◆ What you need to do ◆
Print every line of the listing exactly, please.

◆ Records to use ◆
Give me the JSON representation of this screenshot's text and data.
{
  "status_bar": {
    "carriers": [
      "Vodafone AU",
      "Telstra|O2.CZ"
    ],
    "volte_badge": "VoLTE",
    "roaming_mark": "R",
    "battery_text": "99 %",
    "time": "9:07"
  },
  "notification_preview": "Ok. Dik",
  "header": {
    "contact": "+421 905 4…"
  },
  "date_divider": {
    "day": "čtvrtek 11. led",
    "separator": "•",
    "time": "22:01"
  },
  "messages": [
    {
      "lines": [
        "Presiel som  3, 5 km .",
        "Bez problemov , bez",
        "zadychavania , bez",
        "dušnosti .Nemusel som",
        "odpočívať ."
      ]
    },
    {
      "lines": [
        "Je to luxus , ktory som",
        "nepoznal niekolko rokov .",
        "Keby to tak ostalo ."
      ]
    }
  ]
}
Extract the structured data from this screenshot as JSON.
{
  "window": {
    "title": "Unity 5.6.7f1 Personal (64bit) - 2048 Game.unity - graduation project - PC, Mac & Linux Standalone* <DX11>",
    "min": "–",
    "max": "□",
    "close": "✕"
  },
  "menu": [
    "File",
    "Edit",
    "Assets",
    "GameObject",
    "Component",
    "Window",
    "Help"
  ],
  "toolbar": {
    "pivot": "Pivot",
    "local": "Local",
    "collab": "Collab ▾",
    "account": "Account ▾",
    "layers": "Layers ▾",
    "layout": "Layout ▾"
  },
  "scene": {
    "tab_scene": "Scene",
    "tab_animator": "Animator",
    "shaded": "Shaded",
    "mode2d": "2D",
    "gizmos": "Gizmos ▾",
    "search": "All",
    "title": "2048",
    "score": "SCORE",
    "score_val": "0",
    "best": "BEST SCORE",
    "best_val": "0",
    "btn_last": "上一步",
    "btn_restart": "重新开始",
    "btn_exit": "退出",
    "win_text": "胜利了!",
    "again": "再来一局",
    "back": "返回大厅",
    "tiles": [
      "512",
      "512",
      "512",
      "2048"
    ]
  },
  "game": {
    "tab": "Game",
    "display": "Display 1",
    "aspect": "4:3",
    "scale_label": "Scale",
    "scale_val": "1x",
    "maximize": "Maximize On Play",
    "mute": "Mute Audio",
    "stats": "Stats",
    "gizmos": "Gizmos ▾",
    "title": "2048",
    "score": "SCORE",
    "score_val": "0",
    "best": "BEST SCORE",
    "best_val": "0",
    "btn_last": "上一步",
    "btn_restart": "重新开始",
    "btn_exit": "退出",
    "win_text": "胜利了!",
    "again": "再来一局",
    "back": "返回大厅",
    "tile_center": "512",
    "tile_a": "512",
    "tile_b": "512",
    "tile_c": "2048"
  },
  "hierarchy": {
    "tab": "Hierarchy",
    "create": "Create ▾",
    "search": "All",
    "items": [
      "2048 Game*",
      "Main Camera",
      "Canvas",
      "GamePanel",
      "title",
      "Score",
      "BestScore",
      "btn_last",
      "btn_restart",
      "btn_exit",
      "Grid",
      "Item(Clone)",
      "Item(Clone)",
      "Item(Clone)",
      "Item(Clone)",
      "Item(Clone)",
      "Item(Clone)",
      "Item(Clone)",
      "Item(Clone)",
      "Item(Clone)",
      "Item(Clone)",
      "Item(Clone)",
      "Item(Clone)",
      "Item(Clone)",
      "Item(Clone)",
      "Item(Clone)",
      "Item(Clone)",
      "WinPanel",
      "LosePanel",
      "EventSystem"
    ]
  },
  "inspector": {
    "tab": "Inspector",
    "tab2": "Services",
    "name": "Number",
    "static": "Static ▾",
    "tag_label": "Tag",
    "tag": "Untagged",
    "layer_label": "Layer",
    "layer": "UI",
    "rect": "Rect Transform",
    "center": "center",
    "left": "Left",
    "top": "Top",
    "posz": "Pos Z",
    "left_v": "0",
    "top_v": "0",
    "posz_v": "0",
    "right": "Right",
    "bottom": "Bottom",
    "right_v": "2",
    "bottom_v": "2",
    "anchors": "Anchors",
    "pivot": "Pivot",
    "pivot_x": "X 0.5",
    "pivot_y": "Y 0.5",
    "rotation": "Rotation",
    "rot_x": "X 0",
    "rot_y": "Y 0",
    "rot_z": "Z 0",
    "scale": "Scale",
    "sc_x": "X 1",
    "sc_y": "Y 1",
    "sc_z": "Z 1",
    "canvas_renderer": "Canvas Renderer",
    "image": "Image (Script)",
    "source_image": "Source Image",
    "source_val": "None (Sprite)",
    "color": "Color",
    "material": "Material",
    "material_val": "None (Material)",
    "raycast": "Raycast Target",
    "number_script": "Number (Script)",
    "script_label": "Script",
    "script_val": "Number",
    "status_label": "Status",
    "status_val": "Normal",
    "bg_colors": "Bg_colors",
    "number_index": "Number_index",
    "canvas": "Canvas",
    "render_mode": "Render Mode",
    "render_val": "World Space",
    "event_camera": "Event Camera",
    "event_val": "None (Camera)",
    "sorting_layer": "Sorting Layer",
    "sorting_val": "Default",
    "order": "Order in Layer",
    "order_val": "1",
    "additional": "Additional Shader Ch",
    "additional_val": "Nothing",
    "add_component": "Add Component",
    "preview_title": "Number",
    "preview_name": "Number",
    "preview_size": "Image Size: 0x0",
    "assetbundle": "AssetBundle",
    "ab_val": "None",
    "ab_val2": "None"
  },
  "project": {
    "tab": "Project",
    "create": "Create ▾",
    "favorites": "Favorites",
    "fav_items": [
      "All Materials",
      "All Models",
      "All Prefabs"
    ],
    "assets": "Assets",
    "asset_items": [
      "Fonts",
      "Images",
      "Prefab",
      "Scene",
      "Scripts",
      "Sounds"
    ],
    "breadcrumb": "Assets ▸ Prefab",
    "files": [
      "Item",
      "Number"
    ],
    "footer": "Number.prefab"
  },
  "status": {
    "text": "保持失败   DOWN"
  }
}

◆ Answer in full ◆
Give me the JSON representation of this screenshot's text and data.
{
  "status_bar": {
    "carriers": [
      "Vodafone AU",
      "Telstra|O2.CZ"
    ],
    "volte_badge": "VoLTE",
    "roaming_mark": "R",
    "battery_text": "99 %",
    "time": "9:07"
  },
  "notification_preview": "Ok. Dik",
  "header": {
    "contact": "+421 905 4…"
  },
  "date_divider": {
    "day": "čtvrtek 11. led",
    "separator": "•",
    "time": "22:01"
  },
  "messages": [
    {
      "lines": [
        "Presiel som  3, 5 km .",
        "Bez problemov , bez",
        "zadychavania , bez",
        "dušnosti .Nemusel som",
        "odpočívať ."
      ]
    },
    {
      "lines": [
        "Je to luxus , ktory som",
        "nepoznal niekolko rokov .",
        "Keby to tak ostalo ."
      ]
    }
  ]
}
Extract the structured data from this screenshot as JSON.
{
  "window": {
    "title": "Unity 5.6.7f1 Personal (64bit) - 2048 Game.unity - graduation project - PC, Mac & Linux Standalone* <DX11>",
    "min": "–",
    "max": "□",
    "close": "✕"
  },
  "menu": [
    "File",
    "Edit",
    "Assets",
    "GameObject",
    "Component",
    "Window",
    "Help"
  ],
  "toolbar": {
    "pivot": "Pivot",
    "local": "Local",
    "collab": "Collab ▾",
    "account": "Account ▾",
    "layers": "Layers ▾",
    "layout": "Layout ▾"
  },
  "scene": {
    "tab_scene": "Scene",
    "tab_animator": "Animator",
    "shaded": "Shaded",
    "mode2d": "2D",
    "gizmos": "Gizmos ▾",
    "search": "All",
    "title": "2048",
    "score": "SCORE",
    "score_val": "0",
    "best": "BEST SCORE",
    "best_val": "0",
    "btn_last": "上一步",
    "btn_restart": "重新开始",
    "btn_exit": "退出",
    "win_text": "胜利了!",
    "again": "再来一局",
    "back": "返回大厅",
    "tiles": [
      "512",
      "512",
      "512",
      "2048"
    ]
  },
  "game": {
    "tab": "Game",
    "display": "Display 1",
    "aspect": "4:3",
    "scale_label": "Scale",
    "scale_val": "1x",
    "maximize": "Maximize On Play",
    "mute": "Mute Audio",
    "stats": "Stats",
    "gizmos": "Gizmos ▾",
    "title": "2048",
    "score": "SCORE",
    "score_val": "0",
    "best": "BEST SCORE",
    "best_val": "0",
    "btn_last": "上一步",
    "btn_restart": "重新开始",
    "btn_exit": "退出",
    "win_text": "胜利了!",
    "again": "再来一局",
    "back": "返回大厅",
    "tile_center": "512",
    "tile_a": "512",
    "tile_b": "512",
    "tile_c": "2048"
  },
  "hierarchy": {
    "tab": "Hierarchy",
    "create": "Create ▾",
    "search": "All",
    "items": [
      "2048 Game*",
      "Main Camera",
      "Canvas",
      "GamePanel",
      "title",
      "Score",
      "BestScore",
      "btn_last",
      "btn_restart",
      "btn_exit",
      "Grid",
      "Item(Clone)",
      "Item(Clone)",
      "Item(Clone)",
      "Item(Clone)",
      "Item(Clone)",
      "Item(Clone)",
      "Item(Clone)",
      "Item(Clone)",
      "Item(Clone)",
      "Item(Clone)",
      "Item(Clone)",
      "Item(Clone)",
      "Item(Clone)",
      "Item(Clone)",
      "Item(Clone)",
      "Item(Clone)",
      "WinPanel",
      "LosePanel",
      "EventSystem"
    ]
  },
  "inspector": {
    "tab": "Inspector",
    "tab2": "Services",
    "name": "Number",
    "static": "Static ▾",
    "tag_label": "Tag",
    "tag": "Untagged",
    "layer_label": "Layer",
    "layer": "UI",
    "rect": "Rect Transform",
    "center": "center",
    "left": "Left",
    "top": "Top",
    "posz": "Pos Z",
    "left_v": "0",
    "top_v": "0",
    "posz_v": "0",
    "right": "Right",
    "bottom": "Bottom",
    "right_v": "2",
    "bottom_v": "2",
    "anchors": "Anchors",
    "pivot": "Pivot",
    "pivot_x": "X 0.5",
    "pivot_y": "Y 0.5",
    "rotation": "Rotation",
    "rot_x": "X 0",
    "rot_y": "Y 0",
    "rot_z": "Z 0",
    "scale": "Scale",
    "sc_x": "X 1",
    "sc_y": "Y 1",
    "sc_z": "Z 1",
    "canvas_renderer": "Canvas Renderer",
    "image": "Image (Script)",
    "source_image": "Source Image",
    "source_val": "None (Sprite)",
    "color": "Color",
    "material": "Material",
    "material_val": "None (Material)",
    "raycast": "Raycast Target",
    "number_script": "Number (Script)",
    "script_label": "Script",
    "script_val": "Number",
    "status_label": "Status",
    "status_val": "Normal",
    "bg_colors": "Bg_colors",
    "number_index": "Number_index",
    "canvas": "Canvas",
    "render_mode": "Render Mode",
    "render_val": "World Space",
    "event_camera": "Event Camera",
    "event_val": "None (Camera)",
    "sorting_layer": "Sorting Layer",
    "sorting_val": "Default",
    "order": "Order in Layer",
    "order_val": "1",
    "additional": "Additional Shader Ch",
    "additional_val": "Nothing",
    "add_component": "Add Component",
    "preview_title": "Number",
    "preview_name": "Number",
    "preview_size": "Image Size: 0x0",
    "assetbundle": "AssetBundle",
    "ab_val": "None",
    "ab_val2": "None"
  },
  "project": {
    "tab": "Project",
    "create": "Create ▾",
    "favorites": "Favorites",
    "fav_items": [
      "All Materials",
      "All Models",
      "All Prefabs"
    ],
    "assets": "Assets",
    "asset_items": [
      "Fonts",
      "Images",
      "Prefab",
      "Scene",
      "Scripts",
      "Sounds"
    ],
    "breadcrumb": "Assets ▸ Prefab",
    "files": [
      "Item",
      "Number"
    ],
    "footer": "Number.prefab"
  },
  "status": {
    "text": "保持失败   DOWN"
  }
}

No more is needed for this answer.